(Request): Gather the lines that hold the string "一国两制".

Saved entries:
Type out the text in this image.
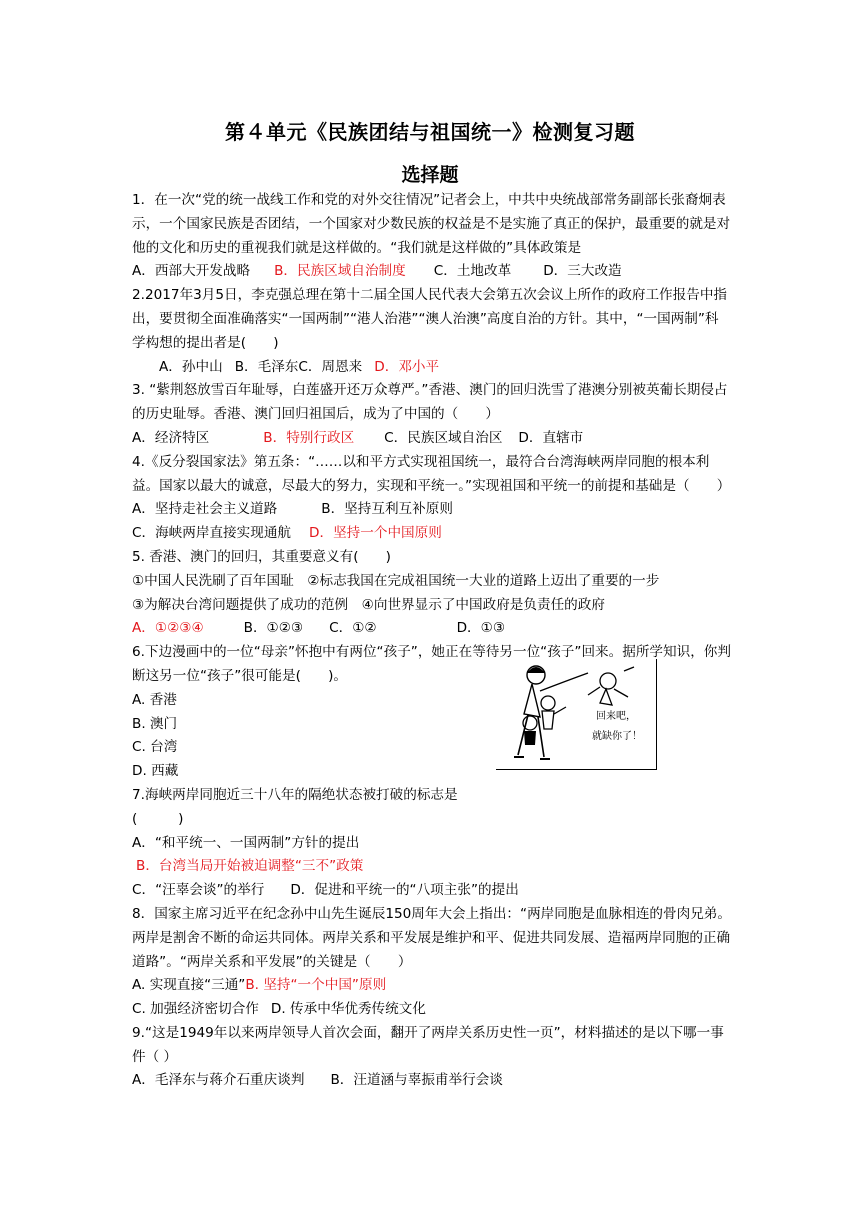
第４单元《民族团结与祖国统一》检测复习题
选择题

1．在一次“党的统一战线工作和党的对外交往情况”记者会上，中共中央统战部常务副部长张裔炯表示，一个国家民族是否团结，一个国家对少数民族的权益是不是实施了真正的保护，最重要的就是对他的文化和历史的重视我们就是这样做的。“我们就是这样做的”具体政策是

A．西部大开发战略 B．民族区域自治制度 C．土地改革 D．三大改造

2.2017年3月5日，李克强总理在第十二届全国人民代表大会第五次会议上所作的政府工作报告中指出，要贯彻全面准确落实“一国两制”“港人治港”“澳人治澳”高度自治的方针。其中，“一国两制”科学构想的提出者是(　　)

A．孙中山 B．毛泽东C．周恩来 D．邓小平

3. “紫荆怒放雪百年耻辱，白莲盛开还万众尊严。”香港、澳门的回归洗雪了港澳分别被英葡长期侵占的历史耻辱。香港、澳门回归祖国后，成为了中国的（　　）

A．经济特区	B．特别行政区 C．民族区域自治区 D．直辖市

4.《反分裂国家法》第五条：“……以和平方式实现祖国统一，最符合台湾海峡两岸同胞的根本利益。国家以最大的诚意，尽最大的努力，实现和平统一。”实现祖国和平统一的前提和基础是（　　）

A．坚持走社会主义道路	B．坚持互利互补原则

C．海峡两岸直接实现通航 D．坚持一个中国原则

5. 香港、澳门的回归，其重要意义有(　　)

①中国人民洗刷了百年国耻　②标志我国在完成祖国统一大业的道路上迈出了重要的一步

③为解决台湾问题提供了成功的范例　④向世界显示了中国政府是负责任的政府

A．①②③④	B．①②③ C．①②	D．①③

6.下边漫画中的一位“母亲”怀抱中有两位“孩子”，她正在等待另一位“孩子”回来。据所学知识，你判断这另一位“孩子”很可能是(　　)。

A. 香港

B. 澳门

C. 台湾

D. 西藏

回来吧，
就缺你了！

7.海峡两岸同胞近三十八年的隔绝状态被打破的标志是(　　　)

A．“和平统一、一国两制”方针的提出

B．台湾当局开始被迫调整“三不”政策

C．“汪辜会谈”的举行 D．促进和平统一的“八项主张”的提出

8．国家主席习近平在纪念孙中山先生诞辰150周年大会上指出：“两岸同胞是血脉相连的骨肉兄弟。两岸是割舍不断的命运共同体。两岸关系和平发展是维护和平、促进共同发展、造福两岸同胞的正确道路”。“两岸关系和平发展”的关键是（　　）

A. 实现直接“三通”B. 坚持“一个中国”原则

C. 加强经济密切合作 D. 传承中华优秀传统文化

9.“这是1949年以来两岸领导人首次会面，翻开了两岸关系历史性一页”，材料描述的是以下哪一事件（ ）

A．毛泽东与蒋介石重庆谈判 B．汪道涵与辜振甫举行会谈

(Solution to the exercise):
2.2017年3月5日，李克强总理在第十二届全国人民代表大会第五次会议上所作的政府工作报告中指出，要贯彻全面准确落实“一国两制”“港人治港”“澳人治澳”高度自治的方针。其中，“一国两制”科学构想的提出者是(　　)
A．“和平统一、一国两制”方针的提出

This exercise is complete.